- **TASK TO CARRY OUT**
Say how many lines include the word "Price". Reply with nothing but the number.

- **RECORDS TO USE**
#####
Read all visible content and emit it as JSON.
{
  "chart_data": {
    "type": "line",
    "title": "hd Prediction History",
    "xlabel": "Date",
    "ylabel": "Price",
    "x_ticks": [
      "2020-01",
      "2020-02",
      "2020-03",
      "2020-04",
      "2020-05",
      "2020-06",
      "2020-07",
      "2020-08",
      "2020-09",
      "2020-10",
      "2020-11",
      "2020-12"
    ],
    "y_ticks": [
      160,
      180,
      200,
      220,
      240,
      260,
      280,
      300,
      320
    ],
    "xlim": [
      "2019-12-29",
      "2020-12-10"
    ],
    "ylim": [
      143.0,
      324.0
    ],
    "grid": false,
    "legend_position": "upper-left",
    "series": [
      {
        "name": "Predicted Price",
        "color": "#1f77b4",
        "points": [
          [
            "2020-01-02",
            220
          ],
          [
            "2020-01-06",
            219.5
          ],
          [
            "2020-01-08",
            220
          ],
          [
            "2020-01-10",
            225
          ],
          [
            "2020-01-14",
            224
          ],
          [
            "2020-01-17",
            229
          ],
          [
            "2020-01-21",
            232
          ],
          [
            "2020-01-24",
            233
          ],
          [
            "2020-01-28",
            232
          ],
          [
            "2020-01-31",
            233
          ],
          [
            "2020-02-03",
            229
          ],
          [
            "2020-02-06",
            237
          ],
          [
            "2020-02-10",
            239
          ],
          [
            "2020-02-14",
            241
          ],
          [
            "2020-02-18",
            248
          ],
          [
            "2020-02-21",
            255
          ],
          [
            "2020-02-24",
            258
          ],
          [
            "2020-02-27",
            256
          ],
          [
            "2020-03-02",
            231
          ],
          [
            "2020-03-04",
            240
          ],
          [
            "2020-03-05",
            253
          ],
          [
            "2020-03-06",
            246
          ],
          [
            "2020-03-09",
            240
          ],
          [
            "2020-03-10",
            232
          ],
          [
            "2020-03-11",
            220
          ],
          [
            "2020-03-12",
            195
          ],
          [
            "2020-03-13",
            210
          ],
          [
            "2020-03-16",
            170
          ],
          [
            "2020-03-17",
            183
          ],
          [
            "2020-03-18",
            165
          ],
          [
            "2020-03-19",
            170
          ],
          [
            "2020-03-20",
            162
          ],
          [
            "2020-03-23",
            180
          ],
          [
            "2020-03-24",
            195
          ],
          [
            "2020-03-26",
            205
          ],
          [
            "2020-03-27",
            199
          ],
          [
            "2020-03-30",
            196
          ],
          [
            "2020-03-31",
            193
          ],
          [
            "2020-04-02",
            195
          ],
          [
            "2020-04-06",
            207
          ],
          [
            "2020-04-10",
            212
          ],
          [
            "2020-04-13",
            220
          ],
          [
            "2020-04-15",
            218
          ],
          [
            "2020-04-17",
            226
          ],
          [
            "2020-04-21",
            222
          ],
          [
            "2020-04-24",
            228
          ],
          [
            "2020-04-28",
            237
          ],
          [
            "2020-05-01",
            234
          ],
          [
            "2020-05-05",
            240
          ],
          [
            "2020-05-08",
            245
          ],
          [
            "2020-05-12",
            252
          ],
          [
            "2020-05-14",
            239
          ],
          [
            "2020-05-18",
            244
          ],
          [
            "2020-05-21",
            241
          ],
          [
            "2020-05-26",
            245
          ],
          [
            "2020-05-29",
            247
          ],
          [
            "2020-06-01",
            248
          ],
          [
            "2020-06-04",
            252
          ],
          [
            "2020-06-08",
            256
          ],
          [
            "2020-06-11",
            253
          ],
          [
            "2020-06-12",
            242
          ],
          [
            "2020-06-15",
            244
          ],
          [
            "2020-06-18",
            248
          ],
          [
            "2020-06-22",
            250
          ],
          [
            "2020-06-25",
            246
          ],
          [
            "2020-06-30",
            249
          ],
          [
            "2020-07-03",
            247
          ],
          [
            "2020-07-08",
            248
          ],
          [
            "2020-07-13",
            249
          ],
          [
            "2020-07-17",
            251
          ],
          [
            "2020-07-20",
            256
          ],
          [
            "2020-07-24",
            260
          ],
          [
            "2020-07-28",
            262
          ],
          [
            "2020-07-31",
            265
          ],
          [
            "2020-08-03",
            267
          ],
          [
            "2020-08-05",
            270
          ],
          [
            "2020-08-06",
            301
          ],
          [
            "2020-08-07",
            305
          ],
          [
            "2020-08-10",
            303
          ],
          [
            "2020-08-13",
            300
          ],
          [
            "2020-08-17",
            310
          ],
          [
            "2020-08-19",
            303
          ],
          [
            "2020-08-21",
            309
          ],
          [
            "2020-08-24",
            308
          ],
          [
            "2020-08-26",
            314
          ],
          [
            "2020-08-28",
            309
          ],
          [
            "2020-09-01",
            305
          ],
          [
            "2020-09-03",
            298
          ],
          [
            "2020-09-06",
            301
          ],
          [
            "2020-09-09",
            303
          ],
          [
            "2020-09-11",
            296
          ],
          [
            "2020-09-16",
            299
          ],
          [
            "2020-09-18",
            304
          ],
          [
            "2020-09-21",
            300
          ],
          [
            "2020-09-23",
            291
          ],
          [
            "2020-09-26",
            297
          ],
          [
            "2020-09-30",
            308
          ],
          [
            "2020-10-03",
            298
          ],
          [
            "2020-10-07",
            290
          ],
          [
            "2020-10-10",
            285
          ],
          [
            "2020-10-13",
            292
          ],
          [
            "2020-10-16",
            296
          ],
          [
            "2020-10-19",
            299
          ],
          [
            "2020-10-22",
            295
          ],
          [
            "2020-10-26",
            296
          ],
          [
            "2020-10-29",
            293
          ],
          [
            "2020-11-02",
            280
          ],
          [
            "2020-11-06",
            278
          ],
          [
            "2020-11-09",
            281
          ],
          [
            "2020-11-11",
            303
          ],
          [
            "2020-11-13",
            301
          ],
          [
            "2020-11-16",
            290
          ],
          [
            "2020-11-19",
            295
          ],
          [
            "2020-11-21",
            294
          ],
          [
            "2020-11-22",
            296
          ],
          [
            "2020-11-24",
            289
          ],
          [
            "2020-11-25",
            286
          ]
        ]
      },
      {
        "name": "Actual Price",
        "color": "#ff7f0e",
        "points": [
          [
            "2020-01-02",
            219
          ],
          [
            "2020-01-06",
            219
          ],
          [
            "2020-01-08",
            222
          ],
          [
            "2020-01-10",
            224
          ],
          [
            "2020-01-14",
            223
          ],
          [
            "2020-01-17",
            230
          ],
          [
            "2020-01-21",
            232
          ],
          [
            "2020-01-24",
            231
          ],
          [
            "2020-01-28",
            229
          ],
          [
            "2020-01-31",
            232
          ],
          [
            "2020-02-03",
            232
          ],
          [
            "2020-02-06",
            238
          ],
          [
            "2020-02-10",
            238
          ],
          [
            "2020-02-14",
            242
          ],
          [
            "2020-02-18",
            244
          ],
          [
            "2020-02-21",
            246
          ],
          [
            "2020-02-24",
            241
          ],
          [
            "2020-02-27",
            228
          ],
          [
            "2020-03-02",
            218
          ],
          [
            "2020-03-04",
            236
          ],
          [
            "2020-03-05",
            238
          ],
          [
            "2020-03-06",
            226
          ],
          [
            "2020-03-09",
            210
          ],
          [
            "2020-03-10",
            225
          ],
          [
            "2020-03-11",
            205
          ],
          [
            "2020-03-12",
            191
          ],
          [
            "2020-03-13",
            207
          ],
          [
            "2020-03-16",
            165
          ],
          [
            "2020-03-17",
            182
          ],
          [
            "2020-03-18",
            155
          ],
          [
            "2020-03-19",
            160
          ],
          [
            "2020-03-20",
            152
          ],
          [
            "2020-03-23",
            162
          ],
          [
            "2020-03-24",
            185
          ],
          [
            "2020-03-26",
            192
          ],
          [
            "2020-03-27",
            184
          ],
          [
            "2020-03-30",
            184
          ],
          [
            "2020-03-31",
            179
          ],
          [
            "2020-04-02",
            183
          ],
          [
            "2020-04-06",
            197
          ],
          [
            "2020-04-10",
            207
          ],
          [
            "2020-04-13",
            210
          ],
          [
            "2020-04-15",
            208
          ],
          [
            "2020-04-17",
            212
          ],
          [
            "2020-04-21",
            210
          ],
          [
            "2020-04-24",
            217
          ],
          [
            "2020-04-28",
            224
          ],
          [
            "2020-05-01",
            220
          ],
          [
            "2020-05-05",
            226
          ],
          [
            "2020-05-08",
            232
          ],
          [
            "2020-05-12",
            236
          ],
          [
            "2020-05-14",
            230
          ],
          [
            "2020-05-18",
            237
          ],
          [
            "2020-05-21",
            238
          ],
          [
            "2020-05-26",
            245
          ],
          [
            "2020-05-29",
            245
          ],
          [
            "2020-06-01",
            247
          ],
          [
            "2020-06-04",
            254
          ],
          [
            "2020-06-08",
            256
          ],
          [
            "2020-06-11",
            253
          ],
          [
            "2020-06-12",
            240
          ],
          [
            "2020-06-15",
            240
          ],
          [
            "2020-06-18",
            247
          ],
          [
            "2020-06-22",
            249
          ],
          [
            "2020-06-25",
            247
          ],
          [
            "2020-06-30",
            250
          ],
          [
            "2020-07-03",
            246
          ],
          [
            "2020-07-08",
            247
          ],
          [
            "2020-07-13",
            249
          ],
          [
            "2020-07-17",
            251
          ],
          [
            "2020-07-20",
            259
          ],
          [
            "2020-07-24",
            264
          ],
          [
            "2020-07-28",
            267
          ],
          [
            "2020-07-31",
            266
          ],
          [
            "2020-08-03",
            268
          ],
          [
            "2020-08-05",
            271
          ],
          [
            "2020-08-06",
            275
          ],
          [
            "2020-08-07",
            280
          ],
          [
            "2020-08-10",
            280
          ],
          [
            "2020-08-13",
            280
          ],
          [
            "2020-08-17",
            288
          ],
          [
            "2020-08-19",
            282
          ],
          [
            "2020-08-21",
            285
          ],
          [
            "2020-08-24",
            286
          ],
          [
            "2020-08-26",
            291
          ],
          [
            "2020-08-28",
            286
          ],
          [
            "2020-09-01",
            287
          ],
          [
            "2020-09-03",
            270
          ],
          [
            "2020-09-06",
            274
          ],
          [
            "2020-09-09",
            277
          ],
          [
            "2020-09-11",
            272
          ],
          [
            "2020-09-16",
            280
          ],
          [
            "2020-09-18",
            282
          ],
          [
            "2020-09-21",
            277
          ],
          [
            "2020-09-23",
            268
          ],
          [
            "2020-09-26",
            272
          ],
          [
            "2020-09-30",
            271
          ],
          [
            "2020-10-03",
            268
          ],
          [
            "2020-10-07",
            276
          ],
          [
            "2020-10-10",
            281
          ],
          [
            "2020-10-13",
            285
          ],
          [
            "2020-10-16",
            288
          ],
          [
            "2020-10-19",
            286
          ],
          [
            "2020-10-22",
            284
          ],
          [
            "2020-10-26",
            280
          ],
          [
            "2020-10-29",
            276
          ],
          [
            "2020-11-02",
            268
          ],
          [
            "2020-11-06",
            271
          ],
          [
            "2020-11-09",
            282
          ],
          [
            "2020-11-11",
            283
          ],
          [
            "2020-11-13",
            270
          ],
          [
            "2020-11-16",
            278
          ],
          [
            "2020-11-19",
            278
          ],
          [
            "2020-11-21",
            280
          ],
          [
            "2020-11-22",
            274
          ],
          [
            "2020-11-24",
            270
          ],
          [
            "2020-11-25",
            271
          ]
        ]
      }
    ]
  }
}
#####
- **TASK RESPONSE**
3